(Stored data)

◆ ◆ ◆

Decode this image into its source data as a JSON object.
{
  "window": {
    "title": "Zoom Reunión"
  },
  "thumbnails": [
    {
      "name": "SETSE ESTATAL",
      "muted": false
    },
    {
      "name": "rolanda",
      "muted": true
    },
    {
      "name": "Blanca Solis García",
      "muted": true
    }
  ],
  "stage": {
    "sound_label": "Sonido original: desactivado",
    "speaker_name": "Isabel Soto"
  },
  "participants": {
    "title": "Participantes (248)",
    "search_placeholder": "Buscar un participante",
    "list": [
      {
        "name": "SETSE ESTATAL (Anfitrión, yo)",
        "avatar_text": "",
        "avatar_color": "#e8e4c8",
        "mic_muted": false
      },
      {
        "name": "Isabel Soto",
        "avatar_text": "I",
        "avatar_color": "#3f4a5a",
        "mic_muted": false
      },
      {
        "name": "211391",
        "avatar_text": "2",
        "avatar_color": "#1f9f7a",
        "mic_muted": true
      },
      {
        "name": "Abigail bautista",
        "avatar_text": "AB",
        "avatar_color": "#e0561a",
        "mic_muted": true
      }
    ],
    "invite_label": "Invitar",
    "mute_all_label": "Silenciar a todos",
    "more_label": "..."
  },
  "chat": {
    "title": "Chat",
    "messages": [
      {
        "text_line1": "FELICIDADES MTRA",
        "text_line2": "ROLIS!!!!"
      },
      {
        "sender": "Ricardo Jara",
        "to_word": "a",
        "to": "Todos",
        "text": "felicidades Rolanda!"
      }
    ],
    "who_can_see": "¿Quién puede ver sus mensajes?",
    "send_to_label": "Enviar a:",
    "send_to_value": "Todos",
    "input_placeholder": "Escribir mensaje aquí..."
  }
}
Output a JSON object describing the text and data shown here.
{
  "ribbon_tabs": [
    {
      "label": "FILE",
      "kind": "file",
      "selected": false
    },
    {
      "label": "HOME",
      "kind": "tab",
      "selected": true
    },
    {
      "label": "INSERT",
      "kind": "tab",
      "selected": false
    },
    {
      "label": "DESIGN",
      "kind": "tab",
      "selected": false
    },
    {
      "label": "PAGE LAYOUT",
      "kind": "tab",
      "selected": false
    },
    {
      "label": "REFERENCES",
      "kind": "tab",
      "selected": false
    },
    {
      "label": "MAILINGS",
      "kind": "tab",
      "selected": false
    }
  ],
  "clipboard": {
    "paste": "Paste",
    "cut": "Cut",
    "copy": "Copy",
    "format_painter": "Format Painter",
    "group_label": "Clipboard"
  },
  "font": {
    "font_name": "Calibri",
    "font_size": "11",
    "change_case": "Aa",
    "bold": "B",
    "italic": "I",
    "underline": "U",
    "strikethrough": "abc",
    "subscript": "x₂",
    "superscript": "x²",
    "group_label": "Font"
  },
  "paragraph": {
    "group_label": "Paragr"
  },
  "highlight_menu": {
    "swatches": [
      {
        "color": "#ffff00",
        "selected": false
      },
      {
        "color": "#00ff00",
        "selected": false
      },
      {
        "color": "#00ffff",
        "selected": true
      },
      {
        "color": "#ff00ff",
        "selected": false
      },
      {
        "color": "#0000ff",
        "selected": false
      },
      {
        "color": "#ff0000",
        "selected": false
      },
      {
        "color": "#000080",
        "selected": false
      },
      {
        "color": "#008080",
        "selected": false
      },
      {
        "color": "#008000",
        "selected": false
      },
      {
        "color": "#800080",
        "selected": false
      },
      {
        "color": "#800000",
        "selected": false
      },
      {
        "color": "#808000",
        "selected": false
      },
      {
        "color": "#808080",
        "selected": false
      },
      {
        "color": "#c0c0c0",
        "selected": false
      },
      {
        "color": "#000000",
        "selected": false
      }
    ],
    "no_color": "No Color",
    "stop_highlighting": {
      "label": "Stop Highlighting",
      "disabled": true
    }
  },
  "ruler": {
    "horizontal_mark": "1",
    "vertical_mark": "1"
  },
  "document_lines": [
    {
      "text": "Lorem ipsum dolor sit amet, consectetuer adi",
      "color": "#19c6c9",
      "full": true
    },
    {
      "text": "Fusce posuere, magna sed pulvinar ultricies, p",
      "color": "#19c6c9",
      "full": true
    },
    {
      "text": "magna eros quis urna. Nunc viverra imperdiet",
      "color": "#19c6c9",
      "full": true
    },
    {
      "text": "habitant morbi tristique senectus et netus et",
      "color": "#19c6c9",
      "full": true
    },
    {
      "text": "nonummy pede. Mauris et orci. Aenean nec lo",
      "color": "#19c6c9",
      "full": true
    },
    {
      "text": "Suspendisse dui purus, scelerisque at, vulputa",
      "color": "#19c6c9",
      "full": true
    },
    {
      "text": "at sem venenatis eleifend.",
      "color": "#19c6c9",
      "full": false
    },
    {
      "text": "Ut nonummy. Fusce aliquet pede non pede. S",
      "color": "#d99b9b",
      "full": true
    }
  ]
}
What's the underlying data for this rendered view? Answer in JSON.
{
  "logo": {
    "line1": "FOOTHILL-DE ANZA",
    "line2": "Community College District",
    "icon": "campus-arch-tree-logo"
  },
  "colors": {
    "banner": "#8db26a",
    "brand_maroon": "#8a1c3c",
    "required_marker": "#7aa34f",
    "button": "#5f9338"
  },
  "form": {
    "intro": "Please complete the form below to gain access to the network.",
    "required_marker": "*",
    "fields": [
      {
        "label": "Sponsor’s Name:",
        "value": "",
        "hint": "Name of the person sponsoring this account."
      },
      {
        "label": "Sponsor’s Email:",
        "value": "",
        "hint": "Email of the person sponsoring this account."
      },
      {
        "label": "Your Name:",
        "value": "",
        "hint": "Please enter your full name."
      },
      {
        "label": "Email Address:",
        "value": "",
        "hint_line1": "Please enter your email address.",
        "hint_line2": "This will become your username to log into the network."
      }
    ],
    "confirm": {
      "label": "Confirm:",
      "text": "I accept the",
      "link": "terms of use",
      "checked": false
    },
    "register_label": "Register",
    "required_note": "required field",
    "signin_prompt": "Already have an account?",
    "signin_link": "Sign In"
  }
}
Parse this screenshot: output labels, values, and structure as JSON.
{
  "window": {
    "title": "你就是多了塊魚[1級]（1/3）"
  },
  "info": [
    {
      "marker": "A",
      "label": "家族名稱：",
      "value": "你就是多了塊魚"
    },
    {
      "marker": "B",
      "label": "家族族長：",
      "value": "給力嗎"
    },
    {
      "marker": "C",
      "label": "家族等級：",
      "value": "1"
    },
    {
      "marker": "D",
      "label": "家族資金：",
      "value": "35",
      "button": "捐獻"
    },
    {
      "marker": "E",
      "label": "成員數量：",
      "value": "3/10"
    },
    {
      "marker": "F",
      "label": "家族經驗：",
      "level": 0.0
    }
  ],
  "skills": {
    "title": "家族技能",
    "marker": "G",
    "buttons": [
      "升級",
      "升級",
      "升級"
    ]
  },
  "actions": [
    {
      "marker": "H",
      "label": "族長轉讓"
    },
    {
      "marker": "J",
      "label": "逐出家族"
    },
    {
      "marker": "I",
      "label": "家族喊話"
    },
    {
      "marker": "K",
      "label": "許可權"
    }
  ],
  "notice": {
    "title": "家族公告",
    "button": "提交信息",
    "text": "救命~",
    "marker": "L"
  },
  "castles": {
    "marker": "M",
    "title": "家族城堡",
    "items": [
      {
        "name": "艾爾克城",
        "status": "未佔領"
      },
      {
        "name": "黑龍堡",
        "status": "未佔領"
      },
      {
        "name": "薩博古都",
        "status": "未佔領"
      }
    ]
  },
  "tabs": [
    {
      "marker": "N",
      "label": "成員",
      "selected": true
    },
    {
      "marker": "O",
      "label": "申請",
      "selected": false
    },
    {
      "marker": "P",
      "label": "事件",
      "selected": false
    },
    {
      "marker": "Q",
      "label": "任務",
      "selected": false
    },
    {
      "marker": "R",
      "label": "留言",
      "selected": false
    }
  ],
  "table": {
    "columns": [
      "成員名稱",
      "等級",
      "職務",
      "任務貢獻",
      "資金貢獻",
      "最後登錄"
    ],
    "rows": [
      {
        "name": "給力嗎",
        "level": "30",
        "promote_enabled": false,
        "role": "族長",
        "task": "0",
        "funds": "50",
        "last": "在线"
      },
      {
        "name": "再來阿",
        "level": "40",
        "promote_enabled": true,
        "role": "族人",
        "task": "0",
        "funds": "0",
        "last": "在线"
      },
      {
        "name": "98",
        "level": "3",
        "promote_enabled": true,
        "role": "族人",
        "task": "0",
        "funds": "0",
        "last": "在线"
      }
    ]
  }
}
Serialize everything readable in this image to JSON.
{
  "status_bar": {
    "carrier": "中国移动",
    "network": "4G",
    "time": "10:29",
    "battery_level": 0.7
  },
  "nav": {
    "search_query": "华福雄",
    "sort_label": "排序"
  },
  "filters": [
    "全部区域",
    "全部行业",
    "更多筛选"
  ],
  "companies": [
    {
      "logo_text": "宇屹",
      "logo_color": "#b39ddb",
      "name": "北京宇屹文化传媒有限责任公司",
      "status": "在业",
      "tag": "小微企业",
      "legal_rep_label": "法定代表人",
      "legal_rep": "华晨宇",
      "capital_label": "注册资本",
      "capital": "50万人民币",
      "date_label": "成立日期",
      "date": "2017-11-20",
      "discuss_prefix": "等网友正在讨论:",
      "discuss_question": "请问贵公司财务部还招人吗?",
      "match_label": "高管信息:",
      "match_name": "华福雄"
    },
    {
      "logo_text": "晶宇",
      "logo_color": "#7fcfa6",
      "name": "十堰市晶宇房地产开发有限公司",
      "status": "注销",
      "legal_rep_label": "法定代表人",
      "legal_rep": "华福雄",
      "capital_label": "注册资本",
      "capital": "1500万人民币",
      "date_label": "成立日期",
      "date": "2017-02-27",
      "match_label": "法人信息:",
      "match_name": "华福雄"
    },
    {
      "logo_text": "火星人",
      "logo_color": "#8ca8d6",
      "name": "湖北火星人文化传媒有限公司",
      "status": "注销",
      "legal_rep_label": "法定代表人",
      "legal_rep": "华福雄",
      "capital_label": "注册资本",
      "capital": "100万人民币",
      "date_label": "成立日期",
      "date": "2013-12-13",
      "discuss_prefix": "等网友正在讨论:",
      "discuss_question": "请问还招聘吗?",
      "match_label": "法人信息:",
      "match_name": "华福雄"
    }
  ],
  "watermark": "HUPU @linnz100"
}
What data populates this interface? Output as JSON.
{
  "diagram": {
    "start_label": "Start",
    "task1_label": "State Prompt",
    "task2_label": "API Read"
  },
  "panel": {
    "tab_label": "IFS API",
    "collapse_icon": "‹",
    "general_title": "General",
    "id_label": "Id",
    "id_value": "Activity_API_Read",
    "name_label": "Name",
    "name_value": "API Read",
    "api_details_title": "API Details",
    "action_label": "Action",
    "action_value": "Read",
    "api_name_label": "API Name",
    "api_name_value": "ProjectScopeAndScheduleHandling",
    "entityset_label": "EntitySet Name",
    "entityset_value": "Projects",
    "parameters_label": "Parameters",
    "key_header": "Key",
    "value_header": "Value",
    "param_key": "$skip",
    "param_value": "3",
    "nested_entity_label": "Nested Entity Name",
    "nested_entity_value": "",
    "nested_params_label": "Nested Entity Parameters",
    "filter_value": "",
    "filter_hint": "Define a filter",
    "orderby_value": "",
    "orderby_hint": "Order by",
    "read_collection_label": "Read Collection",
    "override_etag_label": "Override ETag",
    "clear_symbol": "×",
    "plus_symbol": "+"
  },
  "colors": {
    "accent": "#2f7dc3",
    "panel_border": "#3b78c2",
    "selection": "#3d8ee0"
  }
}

◆ ◆ ◆

(AIM) Return every line above in which the string "object" occurs.

(EXERCISE OUTPUT)
Decode this image into its source data as a JSON object.
Output a JSON object describing the text and data shown here.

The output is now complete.